Records that describe figures:
** START **

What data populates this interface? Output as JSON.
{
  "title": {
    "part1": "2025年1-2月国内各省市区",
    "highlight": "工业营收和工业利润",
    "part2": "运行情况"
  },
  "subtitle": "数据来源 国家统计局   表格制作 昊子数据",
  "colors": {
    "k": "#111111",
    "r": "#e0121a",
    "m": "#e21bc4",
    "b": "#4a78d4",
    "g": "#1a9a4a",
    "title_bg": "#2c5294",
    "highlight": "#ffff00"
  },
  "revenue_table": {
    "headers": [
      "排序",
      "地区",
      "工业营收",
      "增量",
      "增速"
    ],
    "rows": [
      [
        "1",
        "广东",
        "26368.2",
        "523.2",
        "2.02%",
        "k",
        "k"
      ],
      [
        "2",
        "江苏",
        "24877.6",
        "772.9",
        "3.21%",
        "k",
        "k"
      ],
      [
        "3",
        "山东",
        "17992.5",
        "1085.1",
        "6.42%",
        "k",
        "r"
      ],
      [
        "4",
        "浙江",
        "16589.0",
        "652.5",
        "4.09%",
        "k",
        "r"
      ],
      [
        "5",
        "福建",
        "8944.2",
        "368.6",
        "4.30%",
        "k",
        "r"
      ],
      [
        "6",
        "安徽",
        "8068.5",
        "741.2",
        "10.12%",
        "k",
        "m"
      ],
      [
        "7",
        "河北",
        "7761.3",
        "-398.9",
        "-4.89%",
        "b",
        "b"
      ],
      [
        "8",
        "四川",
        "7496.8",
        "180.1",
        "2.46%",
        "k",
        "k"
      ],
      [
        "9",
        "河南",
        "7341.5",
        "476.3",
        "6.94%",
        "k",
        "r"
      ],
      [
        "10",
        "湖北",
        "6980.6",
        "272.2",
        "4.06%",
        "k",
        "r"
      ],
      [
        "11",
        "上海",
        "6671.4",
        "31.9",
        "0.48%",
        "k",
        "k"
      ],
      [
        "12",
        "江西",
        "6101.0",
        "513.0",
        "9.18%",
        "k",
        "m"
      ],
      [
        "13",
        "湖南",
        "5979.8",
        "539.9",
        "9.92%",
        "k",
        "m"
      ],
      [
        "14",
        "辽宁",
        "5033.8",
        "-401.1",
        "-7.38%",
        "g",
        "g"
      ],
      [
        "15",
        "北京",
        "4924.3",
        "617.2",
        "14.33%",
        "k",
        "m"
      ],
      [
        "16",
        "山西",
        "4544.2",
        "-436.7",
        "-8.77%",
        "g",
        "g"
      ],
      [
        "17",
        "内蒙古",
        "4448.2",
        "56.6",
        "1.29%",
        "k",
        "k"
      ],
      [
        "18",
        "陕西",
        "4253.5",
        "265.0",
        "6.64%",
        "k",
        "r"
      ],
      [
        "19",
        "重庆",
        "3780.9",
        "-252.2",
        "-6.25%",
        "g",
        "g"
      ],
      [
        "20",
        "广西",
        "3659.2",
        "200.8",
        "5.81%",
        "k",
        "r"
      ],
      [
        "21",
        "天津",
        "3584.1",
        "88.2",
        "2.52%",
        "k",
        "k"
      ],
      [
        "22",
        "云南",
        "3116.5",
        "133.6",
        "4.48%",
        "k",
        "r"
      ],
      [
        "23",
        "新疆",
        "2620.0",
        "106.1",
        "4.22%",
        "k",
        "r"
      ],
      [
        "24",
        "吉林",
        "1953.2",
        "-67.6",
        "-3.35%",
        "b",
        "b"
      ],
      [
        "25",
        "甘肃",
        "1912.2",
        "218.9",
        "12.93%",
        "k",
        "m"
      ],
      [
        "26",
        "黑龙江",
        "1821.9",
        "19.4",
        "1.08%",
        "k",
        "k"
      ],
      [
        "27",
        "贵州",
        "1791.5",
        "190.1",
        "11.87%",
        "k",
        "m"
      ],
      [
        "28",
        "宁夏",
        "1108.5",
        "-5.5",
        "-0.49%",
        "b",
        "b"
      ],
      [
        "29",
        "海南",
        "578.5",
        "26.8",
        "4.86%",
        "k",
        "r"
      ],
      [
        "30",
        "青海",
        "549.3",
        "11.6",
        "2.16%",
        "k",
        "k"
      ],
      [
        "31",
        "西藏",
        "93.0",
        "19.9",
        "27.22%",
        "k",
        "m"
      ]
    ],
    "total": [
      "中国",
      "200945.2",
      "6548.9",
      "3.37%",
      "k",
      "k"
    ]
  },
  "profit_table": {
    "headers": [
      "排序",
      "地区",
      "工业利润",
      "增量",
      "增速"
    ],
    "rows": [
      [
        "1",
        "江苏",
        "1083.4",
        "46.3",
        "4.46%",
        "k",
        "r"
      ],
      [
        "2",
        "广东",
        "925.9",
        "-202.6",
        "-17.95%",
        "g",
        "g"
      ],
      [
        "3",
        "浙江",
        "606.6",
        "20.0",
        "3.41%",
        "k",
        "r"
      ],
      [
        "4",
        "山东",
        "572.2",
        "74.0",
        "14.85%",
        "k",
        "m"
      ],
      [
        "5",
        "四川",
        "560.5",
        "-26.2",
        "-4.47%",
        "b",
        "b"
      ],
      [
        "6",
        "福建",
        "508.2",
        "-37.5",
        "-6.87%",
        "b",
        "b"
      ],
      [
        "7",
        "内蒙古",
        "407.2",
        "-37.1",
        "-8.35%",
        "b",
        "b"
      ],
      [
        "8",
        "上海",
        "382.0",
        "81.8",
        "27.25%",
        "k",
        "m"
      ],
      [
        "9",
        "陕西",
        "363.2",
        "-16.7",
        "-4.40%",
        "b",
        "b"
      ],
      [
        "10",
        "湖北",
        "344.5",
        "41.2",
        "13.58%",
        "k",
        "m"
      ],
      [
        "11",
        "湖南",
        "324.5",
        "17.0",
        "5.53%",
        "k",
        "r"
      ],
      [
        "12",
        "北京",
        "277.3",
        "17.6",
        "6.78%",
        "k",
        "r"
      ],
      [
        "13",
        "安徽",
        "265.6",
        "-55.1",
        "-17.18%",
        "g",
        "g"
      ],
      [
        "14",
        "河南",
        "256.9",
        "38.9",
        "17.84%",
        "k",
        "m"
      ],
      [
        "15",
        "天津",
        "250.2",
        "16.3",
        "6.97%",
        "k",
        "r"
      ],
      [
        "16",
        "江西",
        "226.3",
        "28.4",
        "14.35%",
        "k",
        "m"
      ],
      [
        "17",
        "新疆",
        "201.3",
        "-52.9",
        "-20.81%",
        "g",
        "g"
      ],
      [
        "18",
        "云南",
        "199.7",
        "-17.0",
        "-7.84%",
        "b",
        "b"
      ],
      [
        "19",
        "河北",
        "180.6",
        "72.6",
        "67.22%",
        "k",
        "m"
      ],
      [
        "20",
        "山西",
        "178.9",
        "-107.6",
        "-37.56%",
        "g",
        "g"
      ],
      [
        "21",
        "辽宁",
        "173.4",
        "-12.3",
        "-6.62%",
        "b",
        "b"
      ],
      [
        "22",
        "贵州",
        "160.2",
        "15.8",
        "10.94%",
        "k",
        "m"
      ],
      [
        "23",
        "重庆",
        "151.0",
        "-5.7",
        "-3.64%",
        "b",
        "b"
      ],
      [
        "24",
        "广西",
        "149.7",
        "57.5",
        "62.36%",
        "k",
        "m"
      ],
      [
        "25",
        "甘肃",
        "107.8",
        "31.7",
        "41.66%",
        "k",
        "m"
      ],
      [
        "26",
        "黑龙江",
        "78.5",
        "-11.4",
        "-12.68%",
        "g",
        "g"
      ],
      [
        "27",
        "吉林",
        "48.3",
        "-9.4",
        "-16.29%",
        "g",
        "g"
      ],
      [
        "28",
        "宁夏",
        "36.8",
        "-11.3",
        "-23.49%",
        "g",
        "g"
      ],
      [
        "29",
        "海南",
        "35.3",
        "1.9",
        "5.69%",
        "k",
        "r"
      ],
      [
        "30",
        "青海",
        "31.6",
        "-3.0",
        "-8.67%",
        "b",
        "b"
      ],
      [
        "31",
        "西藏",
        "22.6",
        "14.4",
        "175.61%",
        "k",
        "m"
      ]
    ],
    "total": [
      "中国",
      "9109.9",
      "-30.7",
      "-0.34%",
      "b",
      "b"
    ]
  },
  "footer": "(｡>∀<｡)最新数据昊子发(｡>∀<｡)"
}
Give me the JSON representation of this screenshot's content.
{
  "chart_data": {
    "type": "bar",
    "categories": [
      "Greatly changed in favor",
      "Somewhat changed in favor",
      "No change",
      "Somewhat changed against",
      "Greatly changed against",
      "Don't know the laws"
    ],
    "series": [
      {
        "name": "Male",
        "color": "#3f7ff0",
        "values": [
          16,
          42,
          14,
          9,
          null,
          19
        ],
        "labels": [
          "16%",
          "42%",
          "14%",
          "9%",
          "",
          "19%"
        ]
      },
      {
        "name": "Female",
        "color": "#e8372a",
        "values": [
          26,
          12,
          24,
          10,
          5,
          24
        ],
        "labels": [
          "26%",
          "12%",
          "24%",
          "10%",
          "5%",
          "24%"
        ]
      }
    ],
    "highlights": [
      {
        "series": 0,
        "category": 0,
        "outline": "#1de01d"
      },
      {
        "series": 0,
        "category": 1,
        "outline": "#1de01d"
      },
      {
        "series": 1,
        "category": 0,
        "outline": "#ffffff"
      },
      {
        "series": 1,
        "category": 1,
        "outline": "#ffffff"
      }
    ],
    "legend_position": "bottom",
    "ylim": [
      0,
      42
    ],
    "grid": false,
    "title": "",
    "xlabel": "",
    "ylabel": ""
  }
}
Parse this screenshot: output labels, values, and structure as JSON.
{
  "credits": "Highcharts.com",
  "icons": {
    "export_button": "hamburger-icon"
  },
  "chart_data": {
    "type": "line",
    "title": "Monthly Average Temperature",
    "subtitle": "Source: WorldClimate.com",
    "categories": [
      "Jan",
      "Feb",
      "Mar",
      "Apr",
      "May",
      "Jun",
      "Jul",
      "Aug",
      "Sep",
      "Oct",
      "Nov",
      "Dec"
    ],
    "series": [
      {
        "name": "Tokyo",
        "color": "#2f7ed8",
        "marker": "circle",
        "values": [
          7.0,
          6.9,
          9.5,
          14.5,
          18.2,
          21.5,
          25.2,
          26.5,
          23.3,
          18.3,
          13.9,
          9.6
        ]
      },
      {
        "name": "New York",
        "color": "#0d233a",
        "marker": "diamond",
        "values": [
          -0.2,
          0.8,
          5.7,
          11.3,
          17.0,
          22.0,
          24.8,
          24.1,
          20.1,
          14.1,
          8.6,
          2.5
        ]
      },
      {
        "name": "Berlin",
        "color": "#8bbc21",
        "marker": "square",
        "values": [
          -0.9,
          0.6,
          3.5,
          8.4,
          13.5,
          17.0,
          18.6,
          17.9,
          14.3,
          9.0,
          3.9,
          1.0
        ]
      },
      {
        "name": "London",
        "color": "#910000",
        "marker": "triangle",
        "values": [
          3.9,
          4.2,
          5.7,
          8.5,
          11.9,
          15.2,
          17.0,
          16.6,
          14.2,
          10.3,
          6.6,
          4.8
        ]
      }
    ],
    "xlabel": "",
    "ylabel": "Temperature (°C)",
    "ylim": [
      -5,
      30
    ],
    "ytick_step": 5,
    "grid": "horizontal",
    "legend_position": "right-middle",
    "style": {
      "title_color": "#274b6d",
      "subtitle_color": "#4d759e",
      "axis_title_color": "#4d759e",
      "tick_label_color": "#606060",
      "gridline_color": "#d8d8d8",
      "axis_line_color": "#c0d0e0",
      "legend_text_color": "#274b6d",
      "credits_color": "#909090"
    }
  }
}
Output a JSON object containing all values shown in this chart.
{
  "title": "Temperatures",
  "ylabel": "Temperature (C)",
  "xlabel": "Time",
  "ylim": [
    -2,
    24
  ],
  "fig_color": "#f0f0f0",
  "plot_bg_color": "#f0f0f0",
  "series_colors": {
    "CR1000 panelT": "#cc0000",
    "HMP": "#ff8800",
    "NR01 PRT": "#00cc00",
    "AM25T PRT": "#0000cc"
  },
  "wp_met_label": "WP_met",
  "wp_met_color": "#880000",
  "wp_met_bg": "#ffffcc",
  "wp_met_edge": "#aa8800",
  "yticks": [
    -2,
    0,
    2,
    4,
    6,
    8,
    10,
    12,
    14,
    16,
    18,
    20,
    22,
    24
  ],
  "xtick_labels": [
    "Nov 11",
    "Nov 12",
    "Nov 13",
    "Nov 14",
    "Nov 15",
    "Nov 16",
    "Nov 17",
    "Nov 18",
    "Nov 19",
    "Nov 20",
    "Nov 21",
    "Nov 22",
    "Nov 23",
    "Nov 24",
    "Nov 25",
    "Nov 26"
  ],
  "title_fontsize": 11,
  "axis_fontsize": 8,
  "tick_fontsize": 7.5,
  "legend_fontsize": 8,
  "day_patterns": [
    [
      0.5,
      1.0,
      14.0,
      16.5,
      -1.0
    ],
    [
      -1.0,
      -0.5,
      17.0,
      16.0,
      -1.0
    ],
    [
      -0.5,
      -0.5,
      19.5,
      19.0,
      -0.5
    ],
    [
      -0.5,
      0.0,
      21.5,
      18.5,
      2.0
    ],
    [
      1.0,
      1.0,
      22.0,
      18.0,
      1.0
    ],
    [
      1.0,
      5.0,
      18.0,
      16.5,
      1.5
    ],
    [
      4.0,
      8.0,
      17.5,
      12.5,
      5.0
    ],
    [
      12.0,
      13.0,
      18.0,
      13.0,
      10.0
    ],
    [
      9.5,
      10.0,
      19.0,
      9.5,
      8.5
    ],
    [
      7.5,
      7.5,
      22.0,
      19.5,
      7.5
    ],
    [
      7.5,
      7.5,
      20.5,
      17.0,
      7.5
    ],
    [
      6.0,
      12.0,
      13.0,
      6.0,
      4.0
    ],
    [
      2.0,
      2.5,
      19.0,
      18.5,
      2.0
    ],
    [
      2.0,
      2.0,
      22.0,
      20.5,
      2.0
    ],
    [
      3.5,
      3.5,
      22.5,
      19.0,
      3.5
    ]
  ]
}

** END **

TASK DETAILS
Search the lines for the word "against" and report how many contain it, by number only.

EXPECTED ANSWER
2